* **TEXT BLOCK**
Background Briefing on the U.S. Government's Comprehensive Approach to Atrocity Prevention and Response
MODERATOR: Good afternoon, everyone, and thank you for joining us. Today’s background call is on today’s executive order regarding a comprehensive approach to atrocity prevention and response. We’ve got two great speakers today. The first is [name and title withheld]. From here on out, [Senior Administration Official One] will be known as senior Administration Official one. Our second speaker is [name and titled withheld]. From here on out, [Senior Administration Official Two] will be known as senior Administration Official two. I want to remind you that this call is on background – this is a background call – and our speakers should be attributed as described just now. With that, I’ll turn it over to [Senior Administration Official One].
SENIOR ADMINISTRATION OFFICIAL ONE: Thanks, [Moderator]. And thank you, everybody, for joining us for this call. It’s a really great moment for us to talk a little bit about the Atrocity Prevention Board, with which you may be familiar, and I’m going to just summarize it and give you some examples of the way in which it works, because it really remains the centerpiece of the broader executive order, which I will turn to my colleague from [agency withheld] to talk about in greater detail.
It was about four years ago, a little more than four years ago, when President Obama announced that preventing mass atrocities was a national security priority of the United States in addition to being a moral imperative. And it’s since then that we’ve been working through the Atrocity Prevention Board to ensure that the possibility of mass killings of civilians in countries abroad is something that we are constantly scanning the horizon for, that we are ensuring is discussed and placed at the right level of attention within the U.S. Government, that we are developing tools to address and mitigate the consequences of mass casualties, and that we are doing this in a way where we’re consciously learning lessons and institutionalizing the responses to become better both ourselves and as part of a broader multinational community that’s committed to atrocity prevention.
So the APB itself convenes monthly to review the intelligence and other non-classified information about the potential for mass civilian harm throughout the globe, and it considers individual countries both as they arise by virtue of the events going on in the world but also takes a more conscious and strategic review approach to cases that have been identified as being at risk.
The main goal of the Atrocity Prevention Board as it has functioned is to move upstream in the prevention realm. Because the interagency process is well developed for ongoing crises that receive significant attention from policymakers, the main value added of the APB as it has evolved has been to do the over-the-horizon scanning and to get us ahead of the curve both unilaterally and multilaterally in doing conflict prevention work that bears on atrocities.
The board itself includes some 11 departments and federal agencies, and we’ve worked very hard not just to improve our awareness and predictive ability and the refinement of our priorities for focus, but to really develop a process in which we are focusing on the policies and the programs and the specific actions that can be taken on individual cases to mitigate risks.

* **EXTRACTED DATA**

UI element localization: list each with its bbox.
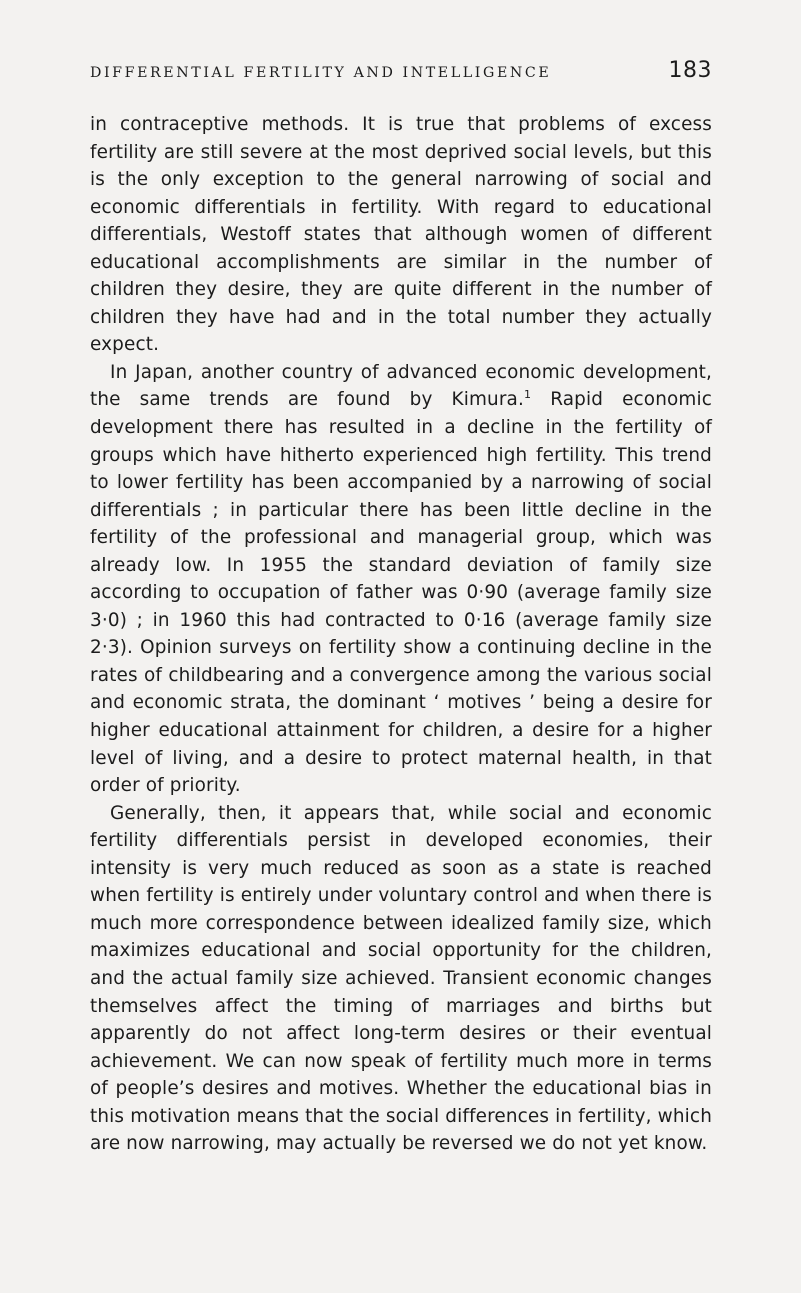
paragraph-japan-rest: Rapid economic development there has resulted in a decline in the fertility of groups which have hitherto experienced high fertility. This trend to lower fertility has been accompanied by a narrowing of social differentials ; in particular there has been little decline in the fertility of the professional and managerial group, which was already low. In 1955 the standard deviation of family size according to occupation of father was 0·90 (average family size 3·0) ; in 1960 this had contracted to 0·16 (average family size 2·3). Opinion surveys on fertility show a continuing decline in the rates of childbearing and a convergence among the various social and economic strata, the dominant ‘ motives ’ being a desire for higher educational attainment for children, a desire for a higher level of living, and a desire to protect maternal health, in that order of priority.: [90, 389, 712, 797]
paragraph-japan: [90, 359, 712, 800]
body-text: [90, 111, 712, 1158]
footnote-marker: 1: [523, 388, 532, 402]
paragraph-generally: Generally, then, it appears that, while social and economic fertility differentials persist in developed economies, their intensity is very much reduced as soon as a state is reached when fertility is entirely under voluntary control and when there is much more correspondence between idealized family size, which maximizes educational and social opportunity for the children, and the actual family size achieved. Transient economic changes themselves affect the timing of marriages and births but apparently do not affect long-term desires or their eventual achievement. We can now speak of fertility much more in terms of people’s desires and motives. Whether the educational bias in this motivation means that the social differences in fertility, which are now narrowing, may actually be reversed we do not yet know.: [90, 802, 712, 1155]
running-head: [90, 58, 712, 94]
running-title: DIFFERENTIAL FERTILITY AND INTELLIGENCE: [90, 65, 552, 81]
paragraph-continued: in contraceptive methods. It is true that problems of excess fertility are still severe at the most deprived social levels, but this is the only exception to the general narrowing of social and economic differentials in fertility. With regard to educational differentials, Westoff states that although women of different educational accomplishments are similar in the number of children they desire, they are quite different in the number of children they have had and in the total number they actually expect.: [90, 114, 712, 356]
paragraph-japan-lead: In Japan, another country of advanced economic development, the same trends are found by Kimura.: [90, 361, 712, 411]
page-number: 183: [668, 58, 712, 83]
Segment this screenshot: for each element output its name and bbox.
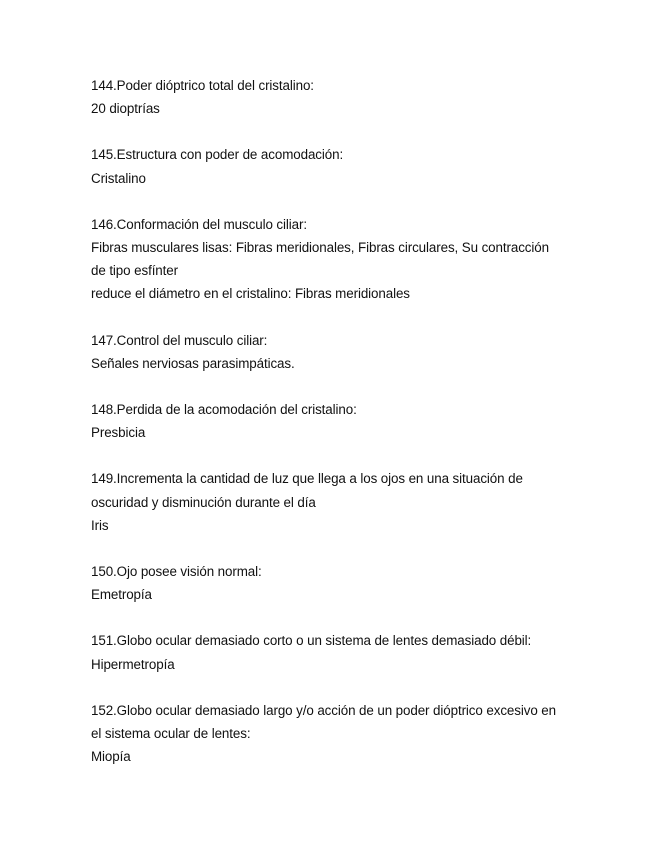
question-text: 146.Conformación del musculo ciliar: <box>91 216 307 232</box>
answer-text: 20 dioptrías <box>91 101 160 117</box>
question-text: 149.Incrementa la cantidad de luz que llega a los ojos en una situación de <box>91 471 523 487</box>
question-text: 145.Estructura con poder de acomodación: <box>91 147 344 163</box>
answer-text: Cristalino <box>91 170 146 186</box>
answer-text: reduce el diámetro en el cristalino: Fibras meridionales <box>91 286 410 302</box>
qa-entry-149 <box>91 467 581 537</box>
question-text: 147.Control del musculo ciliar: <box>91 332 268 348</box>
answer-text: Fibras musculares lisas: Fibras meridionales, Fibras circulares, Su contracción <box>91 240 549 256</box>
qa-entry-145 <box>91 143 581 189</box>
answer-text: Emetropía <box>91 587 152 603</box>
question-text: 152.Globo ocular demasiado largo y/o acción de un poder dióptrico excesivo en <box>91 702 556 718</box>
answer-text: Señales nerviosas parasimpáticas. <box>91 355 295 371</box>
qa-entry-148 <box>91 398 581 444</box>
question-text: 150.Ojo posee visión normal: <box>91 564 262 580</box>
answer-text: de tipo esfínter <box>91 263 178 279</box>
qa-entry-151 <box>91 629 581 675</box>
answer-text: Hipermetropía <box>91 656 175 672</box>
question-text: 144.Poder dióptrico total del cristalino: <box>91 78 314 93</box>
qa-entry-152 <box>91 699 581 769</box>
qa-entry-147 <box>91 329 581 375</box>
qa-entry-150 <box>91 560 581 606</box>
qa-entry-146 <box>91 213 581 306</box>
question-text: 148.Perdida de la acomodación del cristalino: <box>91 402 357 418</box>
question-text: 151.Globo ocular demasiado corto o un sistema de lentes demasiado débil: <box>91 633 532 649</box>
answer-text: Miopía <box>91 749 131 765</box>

* **TO BE DONE**
1 - In the atrocity prevention briefing, how often does the Atrocity Prevention Board convene?
2 - Decide whether each statement agrees with the atrocity prevention briefing, and support each yes or no with the decisive words quoted from it. (a) The Atrocity Prevention Board includes about 11 departments and federal agencies. (b) President Obama declared mass atrocity prevention a national security priority roughly ten years before the call. (c) The board reviews only classified intelligence.
3 - Continue the atrocity prevention briefing from the point where it stops.
The lines are separate material and have nothing to do with the atrocity prevention briefing.

* **PER-TASK OUTPUTS**
1 - Monthly.

2 -
(a) Yes: "The board itself includes some 11 departments and federal agencies."
(b) No: "It was about four years ago, a little more than four years ago, when President Obama announced that preventing mass atrocities was a national security priority of the United States."
(c) No: "the APB itself convenes monthly to review the intelligence and other non-classified information about the potential for mass civilian harm throughout the globe."

3 -
And I want to just run through three typologies that are examples of the three different phases in which we’ve been working. One is to get – to galvanize interventions before it is even on the screen of the international community that there is the potential for mass atrocities, and Burundi would be our case in point, where years before the international community was seized of Burundi, we were concerned about the early warning signs of atrocity risk. We sent a team to go and examine the drivers and the potential for mitigation, doing their risk assessment. We put together a resource plan with some 7 million of programming – and this was three years ago – doing community leader training on conflict resolution, helping civil society with tools to monitor hate speech, to amplify messages of peace – those types of interventions. We also sent a prevention advisor to the embassy there to do more intensive analysis and we supported civil society assessments. And then we worked on the sticks piece as the situation evolved, eventually making it clear that we would be denying visas to those who ordered, planned, or perpetrated violence, and we coordinated with our European allies to reinforce this message.
Obviously, the situation in Burundi has evolved to a place where it remains at significant risk for mass atrocities, but I think that we feel confident that we were working on this case earlier and in ways that have contributed to the relative – let me put this a different way – we have helped to mitigate the risks that civilians have been killed as the crisis has continued to unfold.
Second case – and I’ll be more brief on the second and third case – but Central African Republic is a great example of how the Atrocity Prevention Board, having identified in the post-December 2013 violence escalation – having identified the need to focus on the stabilization after the political resolution there, ways to focus the government’s efforts on DDR, on security sector reform; the need to get a special representative and get President Obama to do a peace message; the need to find ways to engage the urban youth that typically at times of political mobilization have been most inclined to actually carrying out violence – a whole host of stabilization measures with an aim to preventing the return to past cycles of violence that we’ve seen that have targeted civilians.
And then finally, the third sort of typology I want to share with you is the case of Burma, where, as you know, the potential for mass atrocities remains high, in particular in Rakhine state, with tensions between the Rohingya communities and the Rakhine community – the Burmese Rakhine community. 2012, we saw a lot of violence. What has been done on the ground there is to create a heads-of-mission group that has focused our posts and their tools on preventing violence – six different countries working with the UN and international humanitarian organizations with a coordinating mechanism that is focused on a unified diplomatic strategy that is built around atrocity prevention and the deployment of full-time advisors there to monitor dynamics to support the heads-of-mission group. So that’s an example of something that’s very forward-looking and that is focused on activity in the field.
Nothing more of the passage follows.